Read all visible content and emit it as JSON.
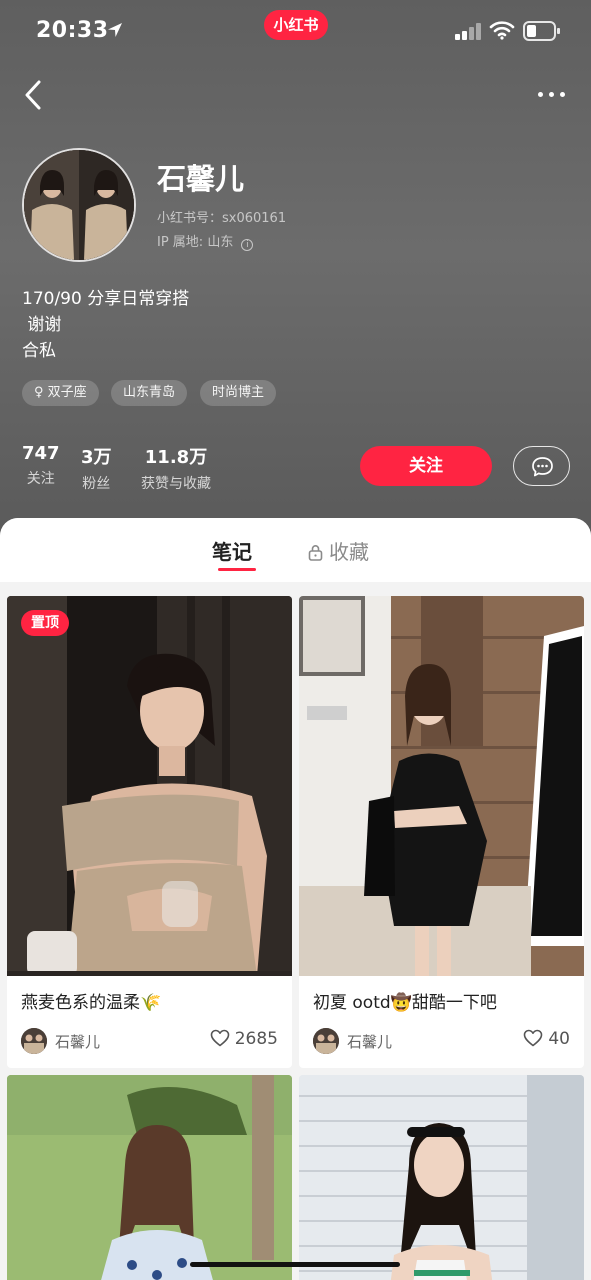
{
  "status_bar": {
    "time": "20:33",
    "app_badge": "小红书"
  },
  "profile": {
    "name": "石馨儿",
    "id_line": "小红书号：sx060161",
    "ip_line": "IP 属地: 山东",
    "bio": [
      "170/90 分享日常穿搭",
      " 谢谢",
      "合私"
    ],
    "tags": [
      "♀ 双子座",
      "山东青岛",
      "时尚博主"
    ]
  },
  "stats": [
    {
      "num": "747",
      "label": "关注"
    },
    {
      "num": "3万",
      "label": "粉丝"
    },
    {
      "num": "11.8万",
      "label": "获赞与收藏"
    }
  ],
  "actions": {
    "follow": "关注"
  },
  "tabs": {
    "notes": "笔记",
    "collect": "收藏"
  },
  "notes": [
    {
      "badge": "置顶",
      "title": "燕麦色系的温柔🌾",
      "author": "石馨儿",
      "likes": "2685"
    },
    {
      "title": "初夏 ootd🤠甜酷一下吧",
      "author": "石馨儿",
      "likes": "40"
    }
  ],
  "colors": {
    "accent": "#ff2442",
    "header_bg": "#666666"
  }
}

^^^^^^^^^^^^^^^^

Retype every entry verbatim and exclude the pictures from the copy.

Read all visible content and emit it as JSON.
{
  "status_bar": {
    "time": "20:33",
    "app_badge": "小红书"
  },
  "profile": {
    "name": "石馨儿",
    "id_line": "小红书号：sx060161",
    "ip_line": "IP 属地: 山东",
    "bio": [
      "170/90 分享日常穿搭",
      " 谢谢",
      "合私"
    ],
    "tags": [
      "♀ 双子座",
      "山东青岛",
      "时尚博主"
    ]
  },
  "stats": [
    {
      "num": "747",
      "label": "关注"
    },
    {
      "num": "3万",
      "label": "粉丝"
    },
    {
      "num": "11.8万",
      "label": "获赞与收藏"
    }
  ],
  "actions": {
    "follow": "关注"
  },
  "tabs": {
    "notes": "笔记",
    "collect": "收藏"
  },
  "notes": [
    {
      "badge": "置顶",
      "title": "燕麦色系的温柔🌾",
      "author": "石馨儿",
      "likes": "2685"
    },
    {
      "title": "初夏 ootd🤠甜酷一下吧",
      "author": "石馨儿",
      "likes": "40"
    }
  ],
  "colors": {
    "accent": "#ff2442",
    "header_bg": "#666666"
  }
}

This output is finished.